## Problem to work on:
Could you print all the entries exactly?

## Data supplied:
#####

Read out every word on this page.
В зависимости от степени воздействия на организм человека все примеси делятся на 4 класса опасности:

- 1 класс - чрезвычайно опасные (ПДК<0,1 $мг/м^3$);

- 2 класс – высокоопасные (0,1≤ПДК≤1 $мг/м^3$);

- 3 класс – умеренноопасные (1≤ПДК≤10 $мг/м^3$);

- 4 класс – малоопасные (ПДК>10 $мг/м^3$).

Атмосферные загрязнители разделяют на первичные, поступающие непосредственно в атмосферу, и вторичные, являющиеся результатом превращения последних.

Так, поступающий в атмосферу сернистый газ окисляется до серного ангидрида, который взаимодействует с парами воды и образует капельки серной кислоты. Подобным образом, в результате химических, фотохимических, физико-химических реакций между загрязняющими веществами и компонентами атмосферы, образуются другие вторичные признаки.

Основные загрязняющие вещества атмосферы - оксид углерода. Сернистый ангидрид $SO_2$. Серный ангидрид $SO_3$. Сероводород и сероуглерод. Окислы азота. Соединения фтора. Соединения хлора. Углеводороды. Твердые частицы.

#####

## Exercise answer:
Read out every word on this page.
В зависимости от степени воздействия на организм человека все примеси делятся на 4 класса опасности:

- 1 класс - чрезвычайно опасные (ПДК<0,1 $мг/м^3$);

- 2 класс – высокоопасные (0,1≤ПДК≤1 $мг/м^3$);

- 3 класс – умеренноопасные (1≤ПДК≤10 $мг/м^3$);

- 4 класс – малоопасные (ПДК>10 $мг/м^3$).

Атмосферные загрязнители разделяют на первичные, поступающие непосредственно в атмосферу, и вторичные, являющиеся результатом превращения последних.

Так, поступающий в атмосферу сернистый газ окисляется до серного ангидрида, который взаимодействует с парами воды и образует капельки серной кислоты. Подобным образом, в результате химических, фотохимических, физико-химических реакций между загрязняющими веществами и компонентами атмосферы, образуются другие вторичные признаки.

Основные загрязняющие вещества атмосферы - оксид углерода. Сернистый ангидрид $SO_2$. Серный ангидрид $SO_3$. Сероводород и сероуглерод. Окислы азота. Соединения фтора. Соединения хлора. Углеводороды. Твердые частицы.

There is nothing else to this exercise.